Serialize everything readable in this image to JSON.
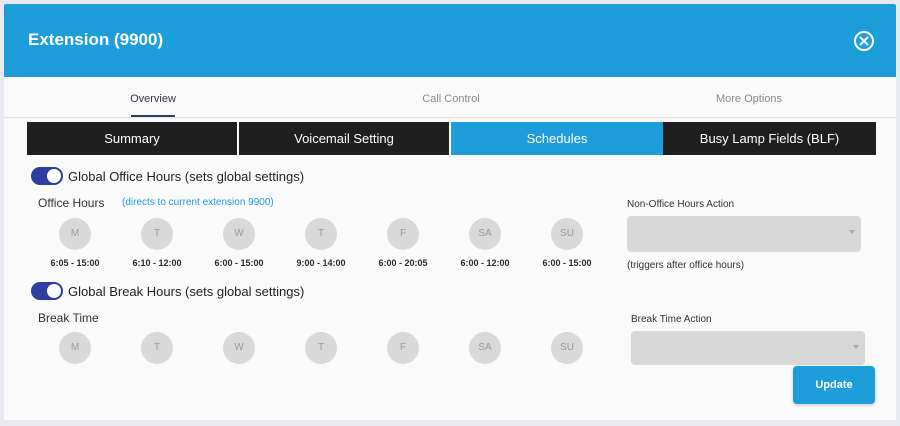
{
  "header": {
    "title": "Extension (9900)",
    "close_icon": "close-circle-icon"
  },
  "tabs": [
    {
      "label": "Overview",
      "active": true
    },
    {
      "label": "Call Control",
      "active": false
    },
    {
      "label": "More Options",
      "active": false
    }
  ],
  "subtabs": [
    {
      "label": "Summary",
      "active": false
    },
    {
      "label": "Voicemail Setting",
      "active": false
    },
    {
      "label": "Schedules",
      "active": true
    },
    {
      "label": "Busy Lamp Fields (BLF)",
      "active": false
    }
  ],
  "office": {
    "toggle_label": "Global Office Hours (sets global settings)",
    "toggle_on": true,
    "hours_label": "Office Hours",
    "hint": "(directs to current extension 9900)",
    "days": [
      "M",
      "T",
      "W",
      "T",
      "F",
      "SA",
      "SU"
    ],
    "times": [
      "6:05 - 15:00",
      "6:10 - 12:00",
      "6:00 - 15:00",
      "9:00 - 14:00",
      "6:00 - 20:05",
      "6:00 - 12:00",
      "6:00 - 15:00"
    ],
    "action_label": "Non-Office Hours Action",
    "action_value": "",
    "action_note": "(triggers after office hours)"
  },
  "break": {
    "toggle_label": "Global Break Hours (sets global settings)",
    "toggle_on": true,
    "time_label": "Break Time",
    "days": [
      "M",
      "T",
      "W",
      "T",
      "F",
      "SA",
      "SU"
    ],
    "action_label": "Break Time Action",
    "action_value": ""
  },
  "update_label": "Update",
  "colors": {
    "accent": "#1e9ddb",
    "toggle": "#2d3fa0",
    "dark_tab": "#1f1f1f"
  }
}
────────────────────────────────────────
• **What you should do**: Write the material out again exactly as it appears, dropping the pictures.

• **Answer to this task**:
Serialize everything readable in this image to JSON.
{
  "header": {
    "title": "Extension (9900)",
    "close_icon": "close-circle-icon"
  },
  "tabs": [
    {
      "label": "Overview",
      "active": true
    },
    {
      "label": "Call Control",
      "active": false
    },
    {
      "label": "More Options",
      "active": false
    }
  ],
  "subtabs": [
    {
      "label": "Summary",
      "active": false
    },
    {
      "label": "Voicemail Setting",
      "active": false
    },
    {
      "label": "Schedules",
      "active": true
    },
    {
      "label": "Busy Lamp Fields (BLF)",
      "active": false
    }
  ],
  "office": {
    "toggle_label": "Global Office Hours (sets global settings)",
    "toggle_on": true,
    "hours_label": "Office Hours",
    "hint": "(directs to current extension 9900)",
    "days": [
      "M",
      "T",
      "W",
      "T",
      "F",
      "SA",
      "SU"
    ],
    "times": [
      "6:05 - 15:00",
      "6:10 - 12:00",
      "6:00 - 15:00",
      "9:00 - 14:00",
      "6:00 - 20:05",
      "6:00 - 12:00",
      "6:00 - 15:00"
    ],
    "action_label": "Non-Office Hours Action",
    "action_value": "",
    "action_note": "(triggers after office hours)"
  },
  "break": {
    "toggle_label": "Global Break Hours (sets global settings)",
    "toggle_on": true,
    "time_label": "Break Time",
    "days": [
      "M",
      "T",
      "W",
      "T",
      "F",
      "SA",
      "SU"
    ],
    "action_label": "Break Time Action",
    "action_value": ""
  },
  "update_label": "Update",
  "colors": {
    "accent": "#1e9ddb",
    "toggle": "#2d3fa0",
    "dark_tab": "#1f1f1f"
  }
}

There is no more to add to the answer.